*** Opening of LISTED ENTRIES ***
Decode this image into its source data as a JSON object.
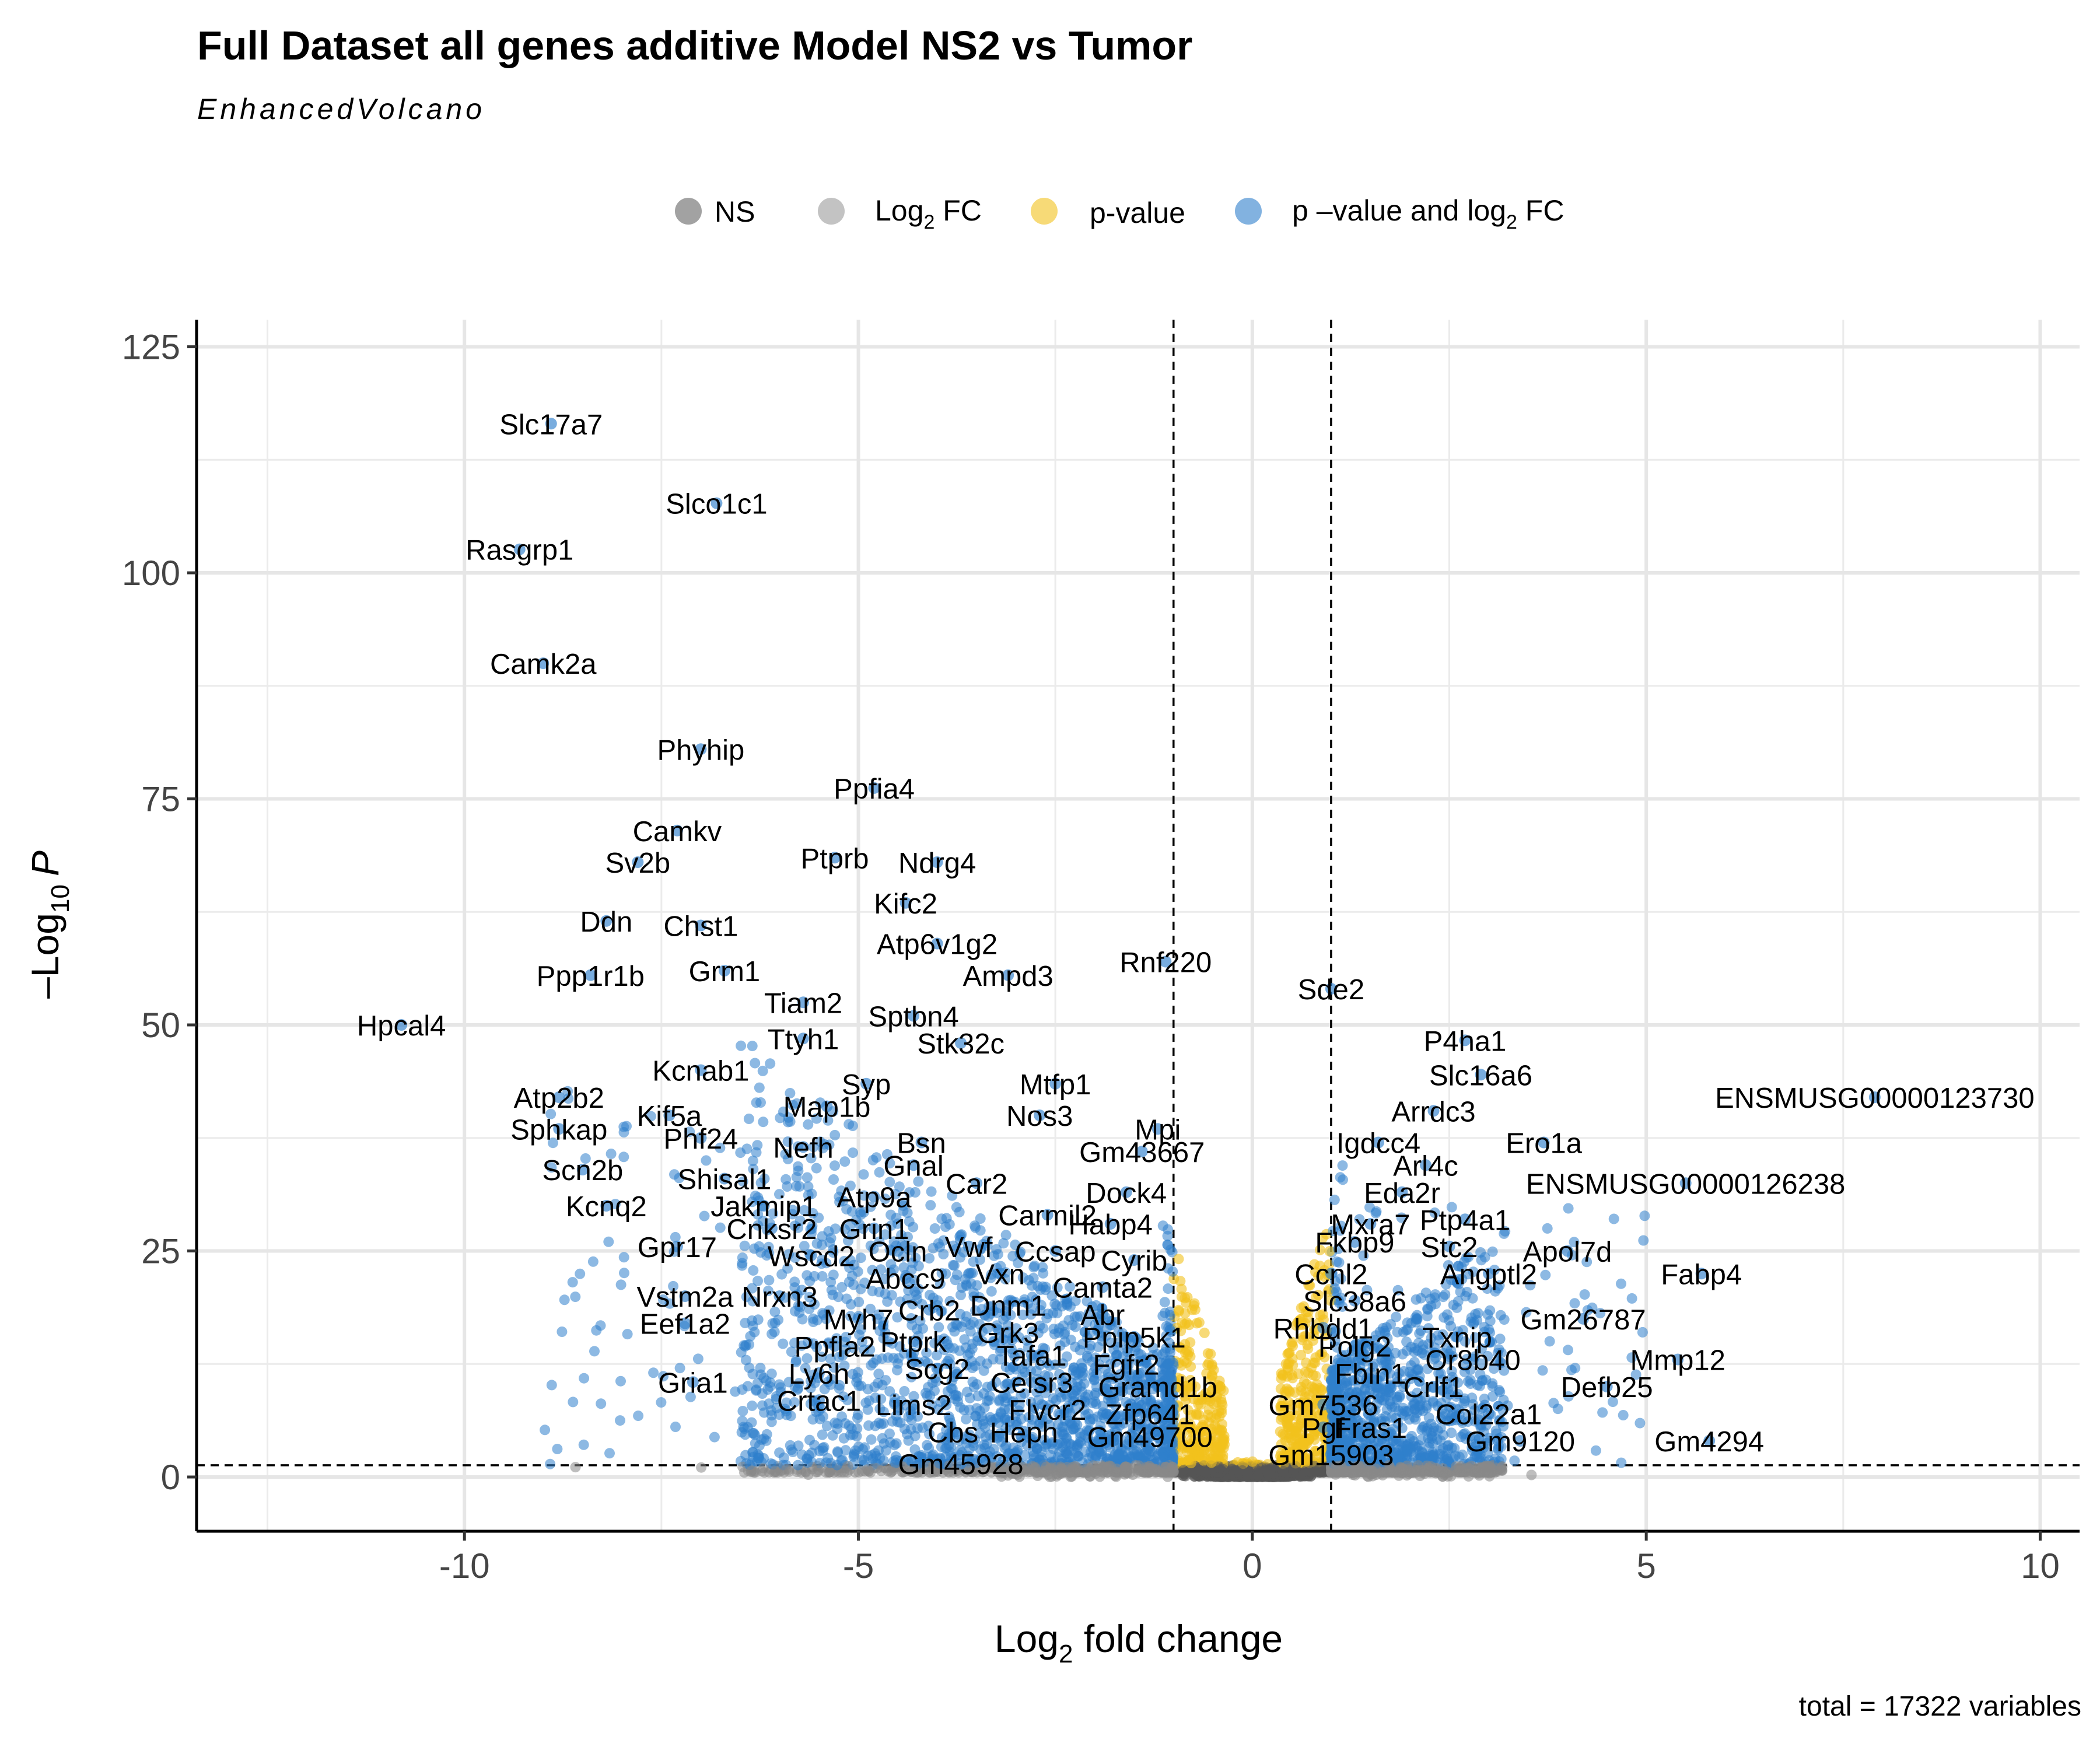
{
  "chart_data": {
    "type": "scatter",
    "title": "Full Dataset all genes additive Model NS2 vs Tumor",
    "subtitle": "EnhancedVolcano",
    "caption": "total = 17322 variables",
    "xlabel": {
      "base": "Log",
      "sub": "2",
      "rest": " fold change"
    },
    "ylabel": {
      "prefix": "–Log",
      "sub": "10",
      "italic": "P"
    },
    "xlim": [
      -13.4,
      10.5
    ],
    "ylim": [
      -6,
      128
    ],
    "xticks": [
      -10,
      -5,
      0,
      5,
      10
    ],
    "yticks": [
      0,
      25,
      50,
      75,
      100,
      125
    ],
    "xtick_labels": [
      "-10",
      "-5",
      "0",
      "5",
      "10"
    ],
    "ytick_labels": [
      "0",
      "25",
      "50",
      "75",
      "100",
      "125"
    ],
    "grid": true,
    "cutoffs": {
      "fc": [
        -1,
        1
      ],
      "p": 1.3
    },
    "colors": {
      "ns": "#555555",
      "fc": "#888888",
      "p": "#f2c11d",
      "both": "#2f7fcc"
    },
    "legend": {
      "position": "top",
      "items": [
        {
          "key": "ns",
          "label": "NS"
        },
        {
          "key": "fc",
          "label_base": "Log",
          "label_sub": "2",
          "label_rest": " FC"
        },
        {
          "key": "p",
          "label": "p-value"
        },
        {
          "key": "both",
          "label_base": "p –value and log",
          "label_sub": "2",
          "label_rest": " FC"
        }
      ]
    },
    "labeled_points": [
      {
        "label": "Slc17a7",
        "x": -8.9,
        "y": 116.5
      },
      {
        "label": "Slco1c1",
        "x": -6.8,
        "y": 107.7
      },
      {
        "label": "Rasgrp1",
        "x": -9.3,
        "y": 102.6
      },
      {
        "label": "Camk2a",
        "x": -9.0,
        "y": 90.0
      },
      {
        "label": "Phyhip",
        "x": -7.0,
        "y": 80.5
      },
      {
        "label": "Ppfia4",
        "x": -4.8,
        "y": 76.2
      },
      {
        "label": "Camkv",
        "x": -7.3,
        "y": 71.5
      },
      {
        "label": "Sv2b",
        "x": -7.8,
        "y": 68.0
      },
      {
        "label": "Ptprb",
        "x": -5.3,
        "y": 68.5
      },
      {
        "label": "Ndrg4",
        "x": -4.0,
        "y": 68.0
      },
      {
        "label": "Kifc2",
        "x": -4.4,
        "y": 63.5
      },
      {
        "label": "Ddn",
        "x": -8.2,
        "y": 61.5
      },
      {
        "label": "Chst1",
        "x": -7.0,
        "y": 61.0
      },
      {
        "label": "Atp6v1g2",
        "x": -4.0,
        "y": 59.0
      },
      {
        "label": "Ppp1r1b",
        "x": -8.4,
        "y": 55.5
      },
      {
        "label": "Grm1",
        "x": -6.7,
        "y": 56.0
      },
      {
        "label": "Rnf220",
        "x": -1.1,
        "y": 57.0
      },
      {
        "label": "Ampd3",
        "x": -3.1,
        "y": 55.5
      },
      {
        "label": "Sde2",
        "x": 1.0,
        "y": 54.0
      },
      {
        "label": "Tiam2",
        "x": -5.7,
        "y": 52.5
      },
      {
        "label": "Sptbn4",
        "x": -4.3,
        "y": 51.0
      },
      {
        "label": "Hpcal4",
        "x": -10.8,
        "y": 50.0
      },
      {
        "label": "Ttyh1",
        "x": -5.7,
        "y": 48.5
      },
      {
        "label": "Stk32c",
        "x": -3.7,
        "y": 48.0
      },
      {
        "label": "P4ha1",
        "x": 2.7,
        "y": 48.3
      },
      {
        "label": "Kcnab1",
        "x": -7.0,
        "y": 45.0
      },
      {
        "label": "Slc16a6",
        "x": 2.9,
        "y": 44.5
      },
      {
        "label": "Syp",
        "x": -4.9,
        "y": 43.5
      },
      {
        "label": "Mtfp1",
        "x": -2.5,
        "y": 43.5
      },
      {
        "label": "Atp2b2",
        "x": -8.8,
        "y": 42.0
      },
      {
        "label": "ENSMUSG00000123730",
        "x": 7.9,
        "y": 42.0
      },
      {
        "label": "Map1b",
        "x": -5.4,
        "y": 41.0
      },
      {
        "label": "Kif5a",
        "x": -7.4,
        "y": 40.0
      },
      {
        "label": "Nos3",
        "x": -2.7,
        "y": 40.0
      },
      {
        "label": "Arrdc3",
        "x": 2.3,
        "y": 40.5
      },
      {
        "label": "Mpi",
        "x": -1.2,
        "y": 38.5
      },
      {
        "label": "Sphkap",
        "x": -8.8,
        "y": 38.5
      },
      {
        "label": "Phf24",
        "x": -7.0,
        "y": 37.5
      },
      {
        "label": "Bsn",
        "x": -4.2,
        "y": 37.0
      },
      {
        "label": "Igdcc4",
        "x": 1.6,
        "y": 37.0
      },
      {
        "label": "Ero1a",
        "x": 3.7,
        "y": 37.0
      },
      {
        "label": "Nefh",
        "x": -5.7,
        "y": 36.5
      },
      {
        "label": "Gm43667",
        "x": -1.4,
        "y": 36.0
      },
      {
        "label": "Gnal",
        "x": -4.3,
        "y": 34.5
      },
      {
        "label": "Arl4c",
        "x": 2.2,
        "y": 34.5
      },
      {
        "label": "Scn2b",
        "x": -8.5,
        "y": 34.0
      },
      {
        "label": "Shisal1",
        "x": -6.7,
        "y": 33.0
      },
      {
        "label": "Car2",
        "x": -3.5,
        "y": 32.5
      },
      {
        "label": "ENSMUSG00000126238",
        "x": 5.5,
        "y": 32.5
      },
      {
        "label": "Eda2r",
        "x": 1.9,
        "y": 31.5
      },
      {
        "label": "Atp9a",
        "x": -4.8,
        "y": 31.0
      },
      {
        "label": "Dock4",
        "x": -1.6,
        "y": 31.5
      },
      {
        "label": "Kcnq2",
        "x": -8.2,
        "y": 30.0
      },
      {
        "label": "Jakmip1",
        "x": -6.2,
        "y": 30.0
      },
      {
        "label": "Ptp4a1",
        "x": 2.7,
        "y": 28.5
      },
      {
        "label": "Carmil2",
        "x": -2.6,
        "y": 29.0
      },
      {
        "label": "Mxra7",
        "x": 1.5,
        "y": 28.0
      },
      {
        "label": "Habp4",
        "x": -1.8,
        "y": 28.0
      },
      {
        "label": "Grin1",
        "x": -4.8,
        "y": 27.5
      },
      {
        "label": "Cnksr2",
        "x": -6.1,
        "y": 27.5
      },
      {
        "label": "Fkbp9",
        "x": 1.3,
        "y": 26.0
      },
      {
        "label": "Stc2",
        "x": 2.5,
        "y": 25.5
      },
      {
        "label": "Apol7d",
        "x": 4.0,
        "y": 25.0
      },
      {
        "label": "Gpr17",
        "x": -7.3,
        "y": 25.5
      },
      {
        "label": "Vwf",
        "x": -3.6,
        "y": 25.5
      },
      {
        "label": "Ocln",
        "x": -4.5,
        "y": 25.0
      },
      {
        "label": "Ccsap",
        "x": -2.5,
        "y": 25.0
      },
      {
        "label": "Wscd2",
        "x": -5.6,
        "y": 24.5
      },
      {
        "label": "Cyrib",
        "x": -1.5,
        "y": 24.0
      },
      {
        "label": "Ccnl2",
        "x": 1.0,
        "y": 22.5
      },
      {
        "label": "Angptl2",
        "x": 3.0,
        "y": 22.5
      },
      {
        "label": "Fabp4",
        "x": 5.7,
        "y": 22.5
      },
      {
        "label": "Abcc9",
        "x": -4.4,
        "y": 22.0
      },
      {
        "label": "Vxn",
        "x": -3.2,
        "y": 22.5
      },
      {
        "label": "Camta2",
        "x": -1.9,
        "y": 21.0
      },
      {
        "label": "Vstm2a",
        "x": -7.2,
        "y": 20.0
      },
      {
        "label": "Nrxn3",
        "x": -6.0,
        "y": 20.0
      },
      {
        "label": "Slc38a6",
        "x": 1.3,
        "y": 19.5
      },
      {
        "label": "Dnm1",
        "x": -3.1,
        "y": 19.0
      },
      {
        "label": "Crb2",
        "x": -4.1,
        "y": 18.5
      },
      {
        "label": "Abr",
        "x": -1.9,
        "y": 18.0
      },
      {
        "label": "Myh7",
        "x": -5.0,
        "y": 17.5
      },
      {
        "label": "Gm26787",
        "x": 4.2,
        "y": 17.5
      },
      {
        "label": "Eef1a2",
        "x": -7.2,
        "y": 17.0
      },
      {
        "label": "Rhbdd1",
        "x": 0.9,
        "y": 16.5
      },
      {
        "label": "Grk3",
        "x": -3.1,
        "y": 16.0
      },
      {
        "label": "Txnip",
        "x": 2.6,
        "y": 15.5
      },
      {
        "label": "Ppip5k1",
        "x": -1.5,
        "y": 15.5
      },
      {
        "label": "Ptprk",
        "x": -4.3,
        "y": 15.0
      },
      {
        "label": "Ppfla2",
        "x": -5.3,
        "y": 14.5
      },
      {
        "label": "Polg2",
        "x": 1.3,
        "y": 14.5
      },
      {
        "label": "Tafa1",
        "x": -2.8,
        "y": 13.5
      },
      {
        "label": "Mmp12",
        "x": 5.4,
        "y": 13.0
      },
      {
        "label": "Or8b40",
        "x": 2.8,
        "y": 13.0
      },
      {
        "label": "Fgfr2",
        "x": -1.6,
        "y": 12.5
      },
      {
        "label": "Scg2",
        "x": -4.0,
        "y": 12.0
      },
      {
        "label": "Ly6h",
        "x": -5.5,
        "y": 11.5
      },
      {
        "label": "Fbln1",
        "x": 1.5,
        "y": 11.5
      },
      {
        "label": "Celsr3",
        "x": -2.8,
        "y": 10.5
      },
      {
        "label": "Gria1",
        "x": -7.1,
        "y": 10.5
      },
      {
        "label": "Crlf1",
        "x": 2.3,
        "y": 10.0
      },
      {
        "label": "Defb25",
        "x": 4.5,
        "y": 10.0
      },
      {
        "label": "Gramd1b",
        "x": -1.2,
        "y": 10.0
      },
      {
        "label": "Crtac1",
        "x": -5.5,
        "y": 8.5
      },
      {
        "label": "Lims2",
        "x": -4.3,
        "y": 8.0
      },
      {
        "label": "Gm7536",
        "x": 0.9,
        "y": 8.0
      },
      {
        "label": "Flvcr2",
        "x": -2.6,
        "y": 7.5
      },
      {
        "label": "Col22a1",
        "x": 3.0,
        "y": 7.0
      },
      {
        "label": "Zfp641",
        "x": -1.3,
        "y": 7.0
      },
      {
        "label": "Pgf",
        "x": 0.9,
        "y": 5.5
      },
      {
        "label": "Fras1",
        "x": 1.5,
        "y": 5.5
      },
      {
        "label": "Cbs",
        "x": -3.8,
        "y": 5.0
      },
      {
        "label": "Heph",
        "x": -2.9,
        "y": 5.0
      },
      {
        "label": "Gm49700",
        "x": -1.3,
        "y": 4.5
      },
      {
        "label": "Gm9120",
        "x": 3.4,
        "y": 4.0
      },
      {
        "label": "Gm4294",
        "x": 5.8,
        "y": 4.0
      },
      {
        "label": "Gm15903",
        "x": 1.0,
        "y": 2.5
      },
      {
        "label": "Gm45928",
        "x": -3.7,
        "y": 1.5
      }
    ]
  }
}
*** Close of LISTED ENTRIES ***
• TASK OBJECTIVE
Scan the material for the word "value". Return every line where it is found.

• RESPONSE TO THIS EXERCISE
          "label": "p-value"
          "label_base": "p –value and log",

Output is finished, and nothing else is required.